══ TEXT EXCERPT

Many of the themes here include colonial imperialism, the need to hustle as a means for survival, and the importance of memory. Whether he brings along poet Joshua Idehen to contextualize the Black Lives Matter protests on Field Negus, or has grime artist D Double E provide vocals on the dance-oriented For the Culture, Hutchings makes the case that joy and resistance are one and the same. But it's his performances that convey what words can't, like on Let the Circle Be Unbroken, on which he fools us with a traditional, Latin-infused melody before it descends into an unhinged display of tuba-led gags and grunts. Hutchings even points us to the album's message with a singular poem, spelled out with each song title, a testament of his intense dedication to his art and craft. - Juan Edgardo Rodríguez
5. The War on Drugs
I Don't Live Here Anymore
(Atlantic)

════
══ SOURCE DATA

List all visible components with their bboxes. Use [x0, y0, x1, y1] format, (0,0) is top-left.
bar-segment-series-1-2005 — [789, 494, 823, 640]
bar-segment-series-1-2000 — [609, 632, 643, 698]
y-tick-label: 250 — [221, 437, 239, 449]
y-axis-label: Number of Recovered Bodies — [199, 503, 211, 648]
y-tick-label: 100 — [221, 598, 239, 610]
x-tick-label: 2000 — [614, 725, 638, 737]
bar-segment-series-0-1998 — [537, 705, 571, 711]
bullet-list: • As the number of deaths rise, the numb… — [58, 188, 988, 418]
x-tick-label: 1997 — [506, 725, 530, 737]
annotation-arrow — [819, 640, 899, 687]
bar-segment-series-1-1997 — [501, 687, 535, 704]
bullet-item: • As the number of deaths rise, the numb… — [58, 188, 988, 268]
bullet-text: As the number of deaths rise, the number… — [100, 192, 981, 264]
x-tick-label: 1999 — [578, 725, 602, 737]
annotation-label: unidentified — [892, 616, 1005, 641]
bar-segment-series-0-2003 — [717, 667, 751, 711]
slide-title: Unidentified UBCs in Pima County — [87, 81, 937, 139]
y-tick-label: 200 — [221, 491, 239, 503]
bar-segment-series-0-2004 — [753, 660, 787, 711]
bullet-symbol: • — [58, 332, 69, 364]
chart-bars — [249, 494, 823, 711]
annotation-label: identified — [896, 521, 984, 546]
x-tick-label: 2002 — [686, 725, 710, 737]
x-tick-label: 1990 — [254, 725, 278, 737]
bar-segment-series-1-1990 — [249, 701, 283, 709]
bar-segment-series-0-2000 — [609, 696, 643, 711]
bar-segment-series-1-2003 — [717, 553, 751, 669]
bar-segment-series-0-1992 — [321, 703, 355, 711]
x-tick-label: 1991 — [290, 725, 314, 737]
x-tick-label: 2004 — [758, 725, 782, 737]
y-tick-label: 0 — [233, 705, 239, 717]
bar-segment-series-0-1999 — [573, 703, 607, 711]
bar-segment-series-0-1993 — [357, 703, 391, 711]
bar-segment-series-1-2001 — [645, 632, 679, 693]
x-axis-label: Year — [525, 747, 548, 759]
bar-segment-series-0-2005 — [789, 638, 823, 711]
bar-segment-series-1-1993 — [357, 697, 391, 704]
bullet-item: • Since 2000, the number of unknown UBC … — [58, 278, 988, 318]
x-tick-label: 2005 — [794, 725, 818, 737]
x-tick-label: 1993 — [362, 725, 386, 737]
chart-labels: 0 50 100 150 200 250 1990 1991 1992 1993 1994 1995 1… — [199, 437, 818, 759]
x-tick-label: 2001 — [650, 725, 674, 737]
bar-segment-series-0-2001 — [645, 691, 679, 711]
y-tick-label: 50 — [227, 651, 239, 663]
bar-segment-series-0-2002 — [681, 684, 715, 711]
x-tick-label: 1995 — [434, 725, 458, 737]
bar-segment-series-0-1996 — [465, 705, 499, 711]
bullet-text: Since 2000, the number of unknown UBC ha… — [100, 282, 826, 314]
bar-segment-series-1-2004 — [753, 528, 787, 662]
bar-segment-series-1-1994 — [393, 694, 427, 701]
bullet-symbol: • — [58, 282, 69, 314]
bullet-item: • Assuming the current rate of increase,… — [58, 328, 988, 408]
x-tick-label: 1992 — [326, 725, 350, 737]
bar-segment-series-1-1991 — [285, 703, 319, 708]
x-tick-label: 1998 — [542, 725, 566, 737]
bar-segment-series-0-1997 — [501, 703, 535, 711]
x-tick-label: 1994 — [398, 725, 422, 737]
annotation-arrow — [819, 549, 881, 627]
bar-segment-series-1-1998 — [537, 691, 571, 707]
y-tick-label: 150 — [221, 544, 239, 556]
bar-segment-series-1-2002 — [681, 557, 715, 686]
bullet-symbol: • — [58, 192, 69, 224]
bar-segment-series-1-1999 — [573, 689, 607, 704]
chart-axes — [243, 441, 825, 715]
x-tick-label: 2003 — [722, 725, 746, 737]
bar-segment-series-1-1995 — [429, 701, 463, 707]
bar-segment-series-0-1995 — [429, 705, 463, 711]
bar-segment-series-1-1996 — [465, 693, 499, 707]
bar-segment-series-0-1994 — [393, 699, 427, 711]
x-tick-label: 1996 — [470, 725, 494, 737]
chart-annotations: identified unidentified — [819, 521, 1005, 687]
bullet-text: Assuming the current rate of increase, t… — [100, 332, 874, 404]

════

• _ACTIVITIES_:
A. In the review excerpt, which artist provides vocals on For the Culture?
B. Which song titles does the review excerpt name in its paragraph about Hutchings?
C. How would you sum up the review excerpt in two sentences?
None of the entries are needed for these tasks.

• _TASK RESPONSES_:
A. Grime artist D Double E.

B. Field Negus, For the Culture, Let the Circle Be Unbroken

C. The review says Hutchings's album takes on colonial imperialism, hustling to survive, and memory, with guests such as poet Joshua Idehen and grime artist D Double E, and argues that joy and resistance are one and the same. It praises his performances, such as the tuba-led turn on Let the Circle Be Unbroken, and a poem spelled out through the song titles, and then lists The War on Drugs' I Don't Live Here Anymore (Atlantic) as number 5.